■ **TASK DATA**
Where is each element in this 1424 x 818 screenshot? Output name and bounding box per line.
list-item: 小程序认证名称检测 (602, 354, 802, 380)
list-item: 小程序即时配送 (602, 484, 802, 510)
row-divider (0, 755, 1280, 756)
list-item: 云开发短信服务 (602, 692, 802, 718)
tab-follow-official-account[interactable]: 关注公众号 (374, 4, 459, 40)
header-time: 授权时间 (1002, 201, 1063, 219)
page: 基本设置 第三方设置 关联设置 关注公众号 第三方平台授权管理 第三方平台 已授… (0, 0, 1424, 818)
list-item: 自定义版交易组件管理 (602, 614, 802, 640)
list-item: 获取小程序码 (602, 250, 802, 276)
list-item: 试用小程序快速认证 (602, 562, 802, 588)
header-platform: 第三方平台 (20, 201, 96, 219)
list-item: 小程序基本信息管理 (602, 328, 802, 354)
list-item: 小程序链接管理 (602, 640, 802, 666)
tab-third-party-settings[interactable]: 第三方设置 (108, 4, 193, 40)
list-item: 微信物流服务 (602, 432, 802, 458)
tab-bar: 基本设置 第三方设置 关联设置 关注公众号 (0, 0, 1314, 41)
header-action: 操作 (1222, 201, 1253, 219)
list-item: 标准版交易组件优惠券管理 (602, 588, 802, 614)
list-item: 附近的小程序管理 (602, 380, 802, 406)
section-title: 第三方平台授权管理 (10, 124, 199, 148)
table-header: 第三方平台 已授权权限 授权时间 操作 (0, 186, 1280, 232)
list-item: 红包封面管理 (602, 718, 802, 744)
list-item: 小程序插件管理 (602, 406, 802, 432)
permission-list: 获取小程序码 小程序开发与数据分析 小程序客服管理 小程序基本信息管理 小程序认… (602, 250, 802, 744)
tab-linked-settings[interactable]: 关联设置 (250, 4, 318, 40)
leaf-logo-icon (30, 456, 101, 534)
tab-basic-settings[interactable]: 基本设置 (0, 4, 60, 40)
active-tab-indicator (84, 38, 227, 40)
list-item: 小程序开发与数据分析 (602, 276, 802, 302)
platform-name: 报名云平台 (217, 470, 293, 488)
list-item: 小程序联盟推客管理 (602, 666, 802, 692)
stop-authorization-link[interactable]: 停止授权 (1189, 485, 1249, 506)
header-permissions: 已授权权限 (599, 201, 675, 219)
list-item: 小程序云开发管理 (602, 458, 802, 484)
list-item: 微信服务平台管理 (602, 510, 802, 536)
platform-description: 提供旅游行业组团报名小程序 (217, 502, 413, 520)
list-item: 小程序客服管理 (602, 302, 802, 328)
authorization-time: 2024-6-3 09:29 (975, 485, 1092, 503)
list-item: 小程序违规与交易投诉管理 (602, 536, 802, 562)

■ **WHAT TO PRODUCE**
Reproduce every line of the items above, character for character.

■ **COMPLETED TASK**
Where is each element in this 1424 x 818 screenshot? Output name and bounding box per line.
list-item: 小程序认证名称检测 (602, 354, 802, 380)
list-item: 小程序即时配送 (602, 484, 802, 510)
row-divider (0, 755, 1280, 756)
list-item: 云开发短信服务 (602, 692, 802, 718)
tab-follow-official-account[interactable]: 关注公众号 (374, 4, 459, 40)
header-time: 授权时间 (1002, 201, 1063, 219)
page: 基本设置 第三方设置 关联设置 关注公众号 第三方平台授权管理 第三方平台 已授… (0, 0, 1424, 818)
list-item: 自定义版交易组件管理 (602, 614, 802, 640)
list-item: 获取小程序码 (602, 250, 802, 276)
list-item: 试用小程序快速认证 (602, 562, 802, 588)
header-platform: 第三方平台 (20, 201, 96, 219)
list-item: 小程序基本信息管理 (602, 328, 802, 354)
list-item: 小程序链接管理 (602, 640, 802, 666)
tab-third-party-settings[interactable]: 第三方设置 (108, 4, 193, 40)
list-item: 微信物流服务 (602, 432, 802, 458)
tab-bar: 基本设置 第三方设置 关联设置 关注公众号 (0, 0, 1314, 41)
header-action: 操作 (1222, 201, 1253, 219)
list-item: 标准版交易组件优惠券管理 (602, 588, 802, 614)
list-item: 附近的小程序管理 (602, 380, 802, 406)
section-title: 第三方平台授权管理 (10, 124, 199, 148)
table-header: 第三方平台 已授权权限 授权时间 操作 (0, 186, 1280, 232)
list-item: 红包封面管理 (602, 718, 802, 744)
list-item: 小程序插件管理 (602, 406, 802, 432)
permission-list: 获取小程序码 小程序开发与数据分析 小程序客服管理 小程序基本信息管理 小程序认… (602, 250, 802, 744)
tab-linked-settings[interactable]: 关联设置 (250, 4, 318, 40)
leaf-logo-icon (30, 456, 101, 534)
tab-basic-settings[interactable]: 基本设置 (0, 4, 60, 40)
active-tab-indicator (84, 38, 227, 40)
list-item: 小程序开发与数据分析 (602, 276, 802, 302)
platform-name: 报名云平台 (217, 470, 293, 488)
list-item: 小程序联盟推客管理 (602, 666, 802, 692)
stop-authorization-link[interactable]: 停止授权 (1189, 485, 1249, 506)
header-permissions: 已授权权限 (599, 201, 675, 219)
list-item: 小程序云开发管理 (602, 458, 802, 484)
list-item: 微信服务平台管理 (602, 510, 802, 536)
platform-description: 提供旅游行业组团报名小程序 (217, 502, 413, 520)
list-item: 小程序客服管理 (602, 302, 802, 328)
authorization-time: 2024-6-3 09:29 (975, 485, 1092, 503)
list-item: 小程序违规与交易投诉管理 (602, 536, 802, 562)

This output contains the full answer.